→ Written request
Below are records to transcribe exactly, without their pictures.

Begin

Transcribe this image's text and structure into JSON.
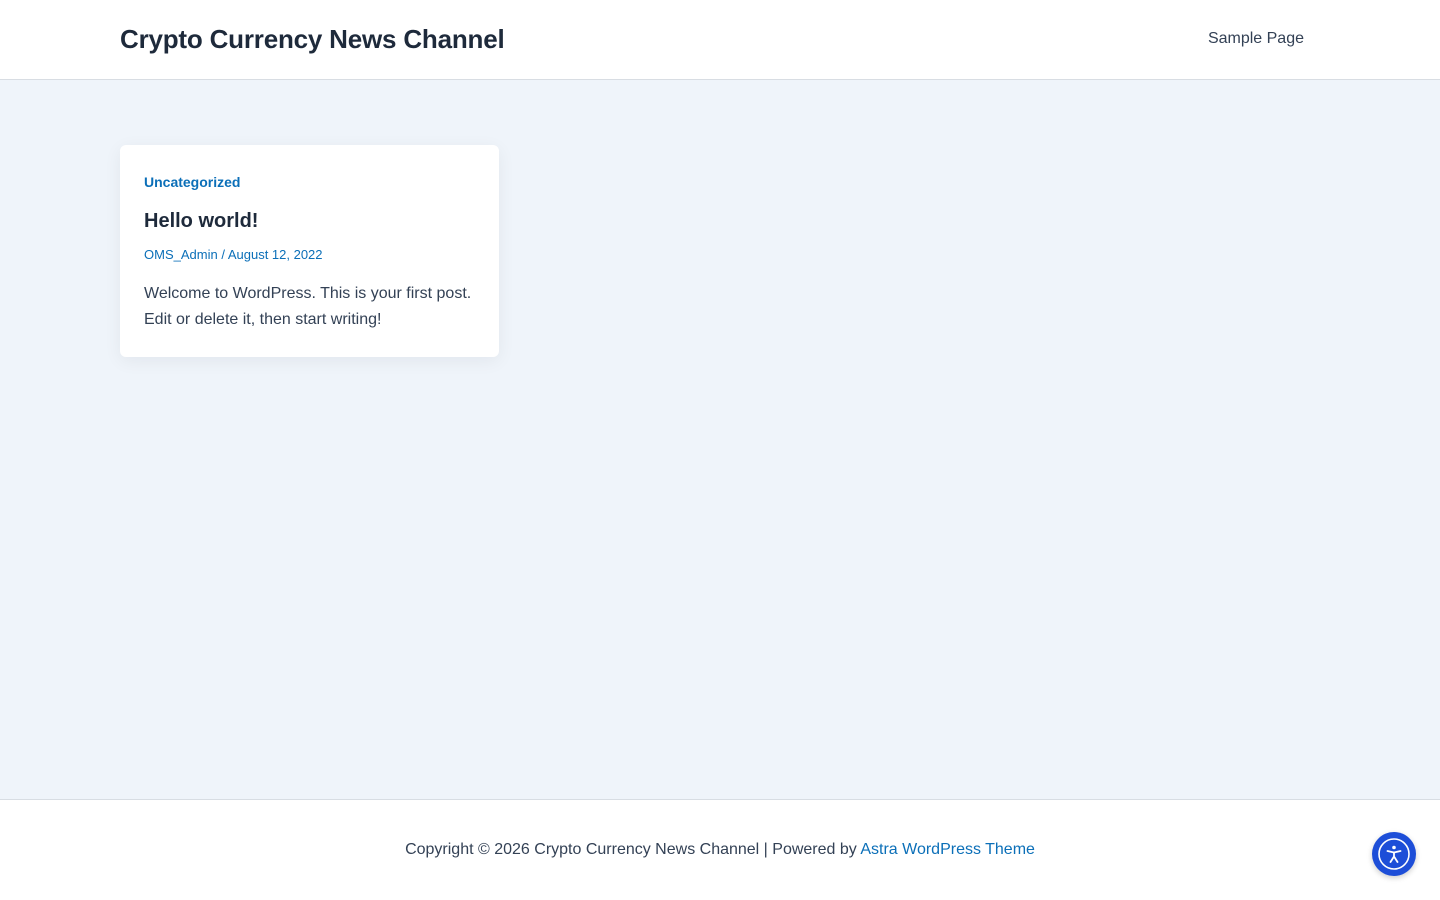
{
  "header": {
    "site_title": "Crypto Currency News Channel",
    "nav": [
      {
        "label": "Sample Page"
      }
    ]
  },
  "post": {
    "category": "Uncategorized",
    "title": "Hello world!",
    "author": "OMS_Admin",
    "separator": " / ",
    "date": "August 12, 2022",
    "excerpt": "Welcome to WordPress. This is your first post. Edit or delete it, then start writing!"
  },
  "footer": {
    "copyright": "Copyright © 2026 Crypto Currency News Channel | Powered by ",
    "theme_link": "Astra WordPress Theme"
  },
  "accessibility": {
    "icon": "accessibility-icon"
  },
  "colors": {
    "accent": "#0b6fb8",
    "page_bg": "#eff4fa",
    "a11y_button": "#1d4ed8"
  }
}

End

→ Task answer
Transcribe this image's text and structure into JSON.
{
  "header": {
    "site_title": "Crypto Currency News Channel",
    "nav": [
      {
        "label": "Sample Page"
      }
    ]
  },
  "post": {
    "category": "Uncategorized",
    "title": "Hello world!",
    "author": "OMS_Admin",
    "separator": " / ",
    "date": "August 12, 2022",
    "excerpt": "Welcome to WordPress. This is your first post. Edit or delete it, then start writing!"
  },
  "footer": {
    "copyright": "Copyright © 2026 Crypto Currency News Channel | Powered by ",
    "theme_link": "Astra WordPress Theme"
  },
  "accessibility": {
    "icon": "accessibility-icon"
  },
  "colors": {
    "accent": "#0b6fb8",
    "page_bg": "#eff4fa",
    "a11y_button": "#1d4ed8"
  }
}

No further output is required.